→ **The request**: Reproduce all the lines below exactly and omit the images.

→ **Data lines**:
[BEGIN]

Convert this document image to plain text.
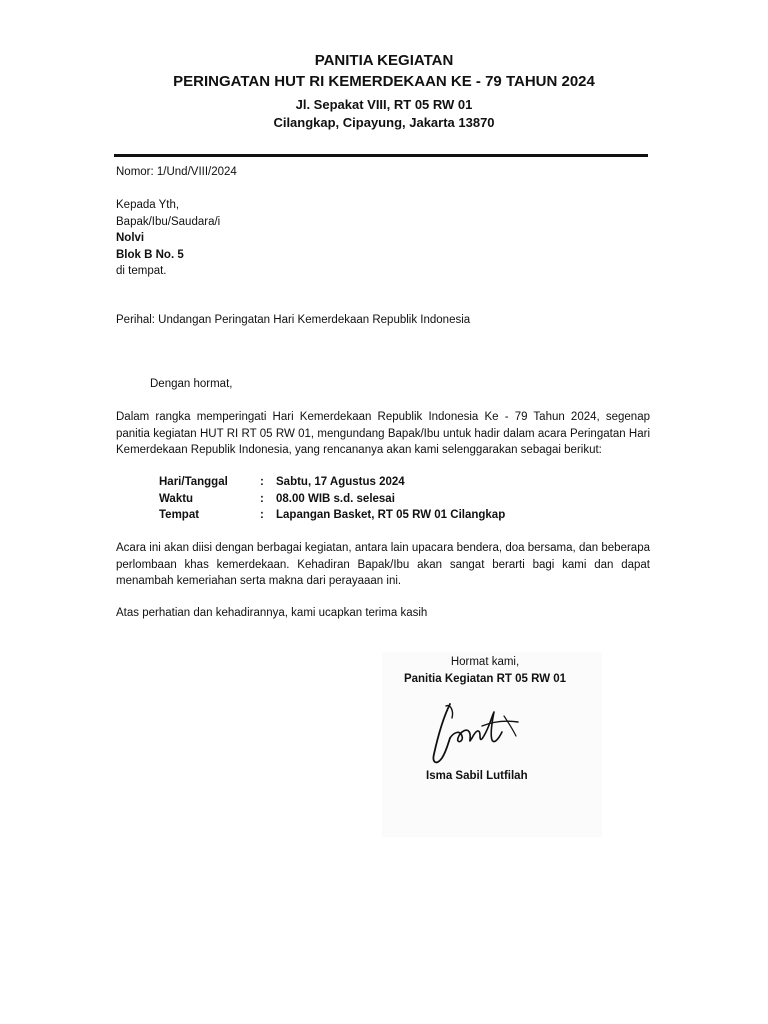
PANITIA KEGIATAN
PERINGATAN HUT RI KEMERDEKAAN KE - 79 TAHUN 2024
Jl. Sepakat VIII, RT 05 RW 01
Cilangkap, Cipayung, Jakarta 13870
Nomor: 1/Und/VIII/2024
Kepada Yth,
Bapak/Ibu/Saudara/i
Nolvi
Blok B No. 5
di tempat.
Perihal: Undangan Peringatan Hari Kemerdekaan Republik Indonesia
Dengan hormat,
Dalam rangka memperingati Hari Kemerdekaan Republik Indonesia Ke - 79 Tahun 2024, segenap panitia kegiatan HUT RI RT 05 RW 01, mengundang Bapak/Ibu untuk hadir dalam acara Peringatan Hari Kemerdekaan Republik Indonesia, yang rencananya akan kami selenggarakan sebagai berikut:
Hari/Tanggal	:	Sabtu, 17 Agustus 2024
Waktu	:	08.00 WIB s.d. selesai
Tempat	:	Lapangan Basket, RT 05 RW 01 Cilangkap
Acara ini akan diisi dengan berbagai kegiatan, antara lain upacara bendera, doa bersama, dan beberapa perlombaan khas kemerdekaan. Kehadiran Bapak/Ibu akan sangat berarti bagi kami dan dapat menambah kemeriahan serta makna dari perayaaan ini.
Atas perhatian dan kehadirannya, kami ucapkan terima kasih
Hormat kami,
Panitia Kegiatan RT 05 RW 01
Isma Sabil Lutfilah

[END]

→ **Worked answer**:
Convert this document image to plain text.
PANITIA KEGIATAN
PERINGATAN HUT RI KEMERDEKAAN KE - 79 TAHUN 2024
Jl. Sepakat VIII, RT 05 RW 01
Cilangkap, Cipayung, Jakarta 13870
Nomor: 1/Und/VIII/2024
Kepada Yth,
Bapak/Ibu/Saudara/i
Nolvi
Blok B No. 5
di tempat.
Perihal: Undangan Peringatan Hari Kemerdekaan Republik Indonesia
Dengan hormat,
Dalam rangka memperingati Hari Kemerdekaan Republik Indonesia Ke - 79 Tahun 2024, segenap panitia kegiatan HUT RI RT 05 RW 01, mengundang Bapak/Ibu untuk hadir dalam acara Peringatan Hari Kemerdekaan Republik Indonesia, yang rencananya akan kami selenggarakan sebagai berikut:
Hari/Tanggal	:	Sabtu, 17 Agustus 2024
Waktu	:	08.00 WIB s.d. selesai
Tempat	:	Lapangan Basket, RT 05 RW 01 Cilangkap
Acara ini akan diisi dengan berbagai kegiatan, antara lain upacara bendera, doa bersama, dan beberapa perlombaan khas kemerdekaan. Kehadiran Bapak/Ibu akan sangat berarti bagi kami dan dapat menambah kemeriahan serta makna dari perayaaan ini.
Atas perhatian dan kehadirannya, kami ucapkan terima kasih
Hormat kami,
Panitia Kegiatan RT 05 RW 01
Isma Sabil Lutfilah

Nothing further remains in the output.